**What is expected**
Quote every line of the material beneath this one.

**Data section**
^^^^^^^^^^^^^^^^
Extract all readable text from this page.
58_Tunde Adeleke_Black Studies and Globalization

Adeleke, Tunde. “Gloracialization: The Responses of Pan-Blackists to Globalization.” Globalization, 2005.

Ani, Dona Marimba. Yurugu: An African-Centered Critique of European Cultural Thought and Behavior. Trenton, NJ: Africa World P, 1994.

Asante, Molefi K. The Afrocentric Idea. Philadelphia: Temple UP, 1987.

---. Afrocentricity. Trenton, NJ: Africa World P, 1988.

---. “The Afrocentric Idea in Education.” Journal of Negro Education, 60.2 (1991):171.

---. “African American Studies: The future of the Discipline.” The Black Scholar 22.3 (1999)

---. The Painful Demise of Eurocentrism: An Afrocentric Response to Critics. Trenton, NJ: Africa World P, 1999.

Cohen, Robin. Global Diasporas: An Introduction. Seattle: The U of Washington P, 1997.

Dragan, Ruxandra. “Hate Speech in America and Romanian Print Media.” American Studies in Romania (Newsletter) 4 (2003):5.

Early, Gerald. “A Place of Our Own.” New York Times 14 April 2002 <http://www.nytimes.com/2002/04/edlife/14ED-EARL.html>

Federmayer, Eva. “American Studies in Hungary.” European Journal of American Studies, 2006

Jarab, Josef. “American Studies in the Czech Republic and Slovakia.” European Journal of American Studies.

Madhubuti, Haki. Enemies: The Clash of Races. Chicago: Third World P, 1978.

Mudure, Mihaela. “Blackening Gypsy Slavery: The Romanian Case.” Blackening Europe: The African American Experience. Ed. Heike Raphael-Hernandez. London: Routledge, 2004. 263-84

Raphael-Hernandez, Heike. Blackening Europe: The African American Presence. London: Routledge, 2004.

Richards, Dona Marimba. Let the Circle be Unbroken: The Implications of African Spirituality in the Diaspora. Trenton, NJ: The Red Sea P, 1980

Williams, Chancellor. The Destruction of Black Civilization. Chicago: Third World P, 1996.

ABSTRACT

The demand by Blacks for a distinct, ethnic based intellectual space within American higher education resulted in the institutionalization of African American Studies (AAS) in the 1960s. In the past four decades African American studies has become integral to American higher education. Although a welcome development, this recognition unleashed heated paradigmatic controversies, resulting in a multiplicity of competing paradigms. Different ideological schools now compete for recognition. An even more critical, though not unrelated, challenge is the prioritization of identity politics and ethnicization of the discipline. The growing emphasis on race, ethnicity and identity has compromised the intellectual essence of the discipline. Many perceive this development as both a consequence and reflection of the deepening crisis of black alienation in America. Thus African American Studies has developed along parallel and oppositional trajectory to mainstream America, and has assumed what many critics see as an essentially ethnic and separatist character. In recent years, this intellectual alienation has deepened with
^^^^^^^^^^^^^^^^
**Worked solution**
Extract all readable text from this page.
58_Tunde Adeleke_Black Studies and Globalization

Adeleke, Tunde. “Gloracialization: The Responses of Pan-Blackists to Globalization.” Globalization, 2005.

Ani, Dona Marimba. Yurugu: An African-Centered Critique of European Cultural Thought and Behavior. Trenton, NJ: Africa World P, 1994.

Asante, Molefi K. The Afrocentric Idea. Philadelphia: Temple UP, 1987.

---. Afrocentricity. Trenton, NJ: Africa World P, 1988.

---. “The Afrocentric Idea in Education.” Journal of Negro Education, 60.2 (1991):171.

---. “African American Studies: The future of the Discipline.” The Black Scholar 22.3 (1999)

---. The Painful Demise of Eurocentrism: An Afrocentric Response to Critics. Trenton, NJ: Africa World P, 1999.

Cohen, Robin. Global Diasporas: An Introduction. Seattle: The U of Washington P, 1997.

Dragan, Ruxandra. “Hate Speech in America and Romanian Print Media.” American Studies in Romania (Newsletter) 4 (2003):5.

Early, Gerald. “A Place of Our Own.” New York Times 14 April 2002 <http://www.nytimes.com/2002/04/edlife/14ED-EARL.html>

Federmayer, Eva. “American Studies in Hungary.” European Journal of American Studies, 2006

Jarab, Josef. “American Studies in the Czech Republic and Slovakia.” European Journal of American Studies.

Madhubuti, Haki. Enemies: The Clash of Races. Chicago: Third World P, 1978.

Mudure, Mihaela. “Blackening Gypsy Slavery: The Romanian Case.” Blackening Europe: The African American Experience. Ed. Heike Raphael-Hernandez. London: Routledge, 2004. 263-84

Raphael-Hernandez, Heike. Blackening Europe: The African American Presence. London: Routledge, 2004.

Richards, Dona Marimba. Let the Circle be Unbroken: The Implications of African Spirituality in the Diaspora. Trenton, NJ: The Red Sea P, 1980

Williams, Chancellor. The Destruction of Black Civilization. Chicago: Third World P, 1996.

ABSTRACT

The demand by Blacks for a distinct, ethnic based intellectual space within American higher education resulted in the institutionalization of African American Studies (AAS) in the 1960s. In the past four decades African American studies has become integral to American higher education. Although a welcome development, this recognition unleashed heated paradigmatic controversies, resulting in a multiplicity of competing paradigms. Different ideological schools now compete for recognition. An even more critical, though not unrelated, challenge is the prioritization of identity politics and ethnicization of the discipline. The growing emphasis on race, ethnicity and identity has compromised the intellectual essence of the discipline. Many perceive this development as both a consequence and reflection of the deepening crisis of black alienation in America. Thus African American Studies has developed along parallel and oppositional trajectory to mainstream America, and has assumed what many critics see as an essentially ethnic and separatist character. In recent years, this intellectual alienation has deepened with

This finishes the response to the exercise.